_What the exercise asks:_
Below is a block of data; give all of it again word for word.
******************************
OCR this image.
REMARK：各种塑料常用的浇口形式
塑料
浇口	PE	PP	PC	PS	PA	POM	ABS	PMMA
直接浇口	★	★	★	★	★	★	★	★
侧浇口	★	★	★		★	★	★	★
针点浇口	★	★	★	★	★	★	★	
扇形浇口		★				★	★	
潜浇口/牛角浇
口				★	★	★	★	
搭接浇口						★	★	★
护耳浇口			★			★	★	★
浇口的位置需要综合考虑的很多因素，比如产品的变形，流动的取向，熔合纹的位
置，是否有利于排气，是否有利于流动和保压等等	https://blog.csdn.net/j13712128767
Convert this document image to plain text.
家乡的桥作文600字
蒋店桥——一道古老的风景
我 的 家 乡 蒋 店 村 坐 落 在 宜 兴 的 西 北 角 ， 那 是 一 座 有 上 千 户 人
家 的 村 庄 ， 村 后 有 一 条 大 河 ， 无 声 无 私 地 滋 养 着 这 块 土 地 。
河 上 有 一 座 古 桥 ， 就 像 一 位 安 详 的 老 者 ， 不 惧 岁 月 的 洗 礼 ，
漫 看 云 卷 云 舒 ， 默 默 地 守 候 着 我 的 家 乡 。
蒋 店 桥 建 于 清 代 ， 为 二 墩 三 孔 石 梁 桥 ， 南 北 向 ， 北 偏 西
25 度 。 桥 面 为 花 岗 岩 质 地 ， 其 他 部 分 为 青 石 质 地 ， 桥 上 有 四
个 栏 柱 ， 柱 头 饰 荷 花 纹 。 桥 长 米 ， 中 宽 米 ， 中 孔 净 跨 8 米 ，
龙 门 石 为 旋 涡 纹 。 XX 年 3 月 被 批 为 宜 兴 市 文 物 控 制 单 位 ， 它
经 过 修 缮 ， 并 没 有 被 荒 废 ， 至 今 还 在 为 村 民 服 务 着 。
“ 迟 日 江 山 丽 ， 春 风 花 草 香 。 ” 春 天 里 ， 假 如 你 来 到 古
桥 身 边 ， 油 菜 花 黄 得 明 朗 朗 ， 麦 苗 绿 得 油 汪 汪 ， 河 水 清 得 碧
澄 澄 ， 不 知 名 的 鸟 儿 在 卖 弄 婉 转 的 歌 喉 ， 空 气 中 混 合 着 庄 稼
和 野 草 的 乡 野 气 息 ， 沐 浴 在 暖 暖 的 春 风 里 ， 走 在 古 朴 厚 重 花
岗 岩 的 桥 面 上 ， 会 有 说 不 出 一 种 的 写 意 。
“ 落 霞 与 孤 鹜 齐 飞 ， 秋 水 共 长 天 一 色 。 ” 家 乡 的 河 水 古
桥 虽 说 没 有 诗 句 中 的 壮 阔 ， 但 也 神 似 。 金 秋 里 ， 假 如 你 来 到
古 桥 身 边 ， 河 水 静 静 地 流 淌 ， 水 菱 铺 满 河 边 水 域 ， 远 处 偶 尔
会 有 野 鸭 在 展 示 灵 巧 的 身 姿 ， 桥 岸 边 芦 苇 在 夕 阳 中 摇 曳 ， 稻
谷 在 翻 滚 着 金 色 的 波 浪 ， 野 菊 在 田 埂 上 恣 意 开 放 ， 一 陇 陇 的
******************************
_Written reply:_
OCR this image.
REMARK：各种塑料常用的浇口形式
塑料
浇口	PE	PP	PC	PS	PA	POM	ABS	PMMA
直接浇口	★	★	★	★	★	★	★	★
侧浇口	★	★	★		★	★	★	★
针点浇口	★	★	★	★	★	★	★	
扇形浇口		★				★	★	
潜浇口/牛角浇
口				★	★	★	★	
搭接浇口						★	★	★
护耳浇口			★			★	★	★
浇口的位置需要综合考虑的很多因素，比如产品的变形，流动的取向，熔合纹的位
置，是否有利于排气，是否有利于流动和保压等等	https://blog.csdn.net/j13712128767
Convert this document image to plain text.
家乡的桥作文600字
蒋店桥——一道古老的风景
我 的 家 乡 蒋 店 村 坐 落 在 宜 兴 的 西 北 角 ， 那 是 一 座 有 上 千 户 人
家 的 村 庄 ， 村 后 有 一 条 大 河 ， 无 声 无 私 地 滋 养 着 这 块 土 地 。
河 上 有 一 座 古 桥 ， 就 像 一 位 安 详 的 老 者 ， 不 惧 岁 月 的 洗 礼 ，
漫 看 云 卷 云 舒 ， 默 默 地 守 候 着 我 的 家 乡 。
蒋 店 桥 建 于 清 代 ， 为 二 墩 三 孔 石 梁 桥 ， 南 北 向 ， 北 偏 西
25 度 。 桥 面 为 花 岗 岩 质 地 ， 其 他 部 分 为 青 石 质 地 ， 桥 上 有 四
个 栏 柱 ， 柱 头 饰 荷 花 纹 。 桥 长 米 ， 中 宽 米 ， 中 孔 净 跨 8 米 ，
龙 门 石 为 旋 涡 纹 。 XX 年 3 月 被 批 为 宜 兴 市 文 物 控 制 单 位 ， 它
经 过 修 缮 ， 并 没 有 被 荒 废 ， 至 今 还 在 为 村 民 服 务 着 。
“ 迟 日 江 山 丽 ， 春 风 花 草 香 。 ” 春 天 里 ， 假 如 你 来 到 古
桥 身 边 ， 油 菜 花 黄 得 明 朗 朗 ， 麦 苗 绿 得 油 汪 汪 ， 河 水 清 得 碧
澄 澄 ， 不 知 名 的 鸟 儿 在 卖 弄 婉 转 的 歌 喉 ， 空 气 中 混 合 着 庄 稼
和 野 草 的 乡 野 气 息 ， 沐 浴 在 暖 暖 的 春 风 里 ， 走 在 古 朴 厚 重 花
岗 岩 的 桥 面 上 ， 会 有 说 不 出 一 种 的 写 意 。
“ 落 霞 与 孤 鹜 齐 飞 ， 秋 水 共 长 天 一 色 。 ” 家 乡 的 河 水 古
桥 虽 说 没 有 诗 句 中 的 壮 阔 ， 但 也 神 似 。 金 秋 里 ， 假 如 你 来 到
古 桥 身 边 ， 河 水 静 静 地 流 淌 ， 水 菱 铺 满 河 边 水 域 ， 远 处 偶 尔
会 有 野 鸭 在 展 示 灵 巧 的 身 姿 ， 桥 岸 边 芦 苇 在 夕 阳 中 摇 曳 ， 稻
谷 在 翻 滚 着 金 色 的 波 浪 ， 野 菊 在 田 埂 上 恣 意 开 放 ， 一 陇 陇 的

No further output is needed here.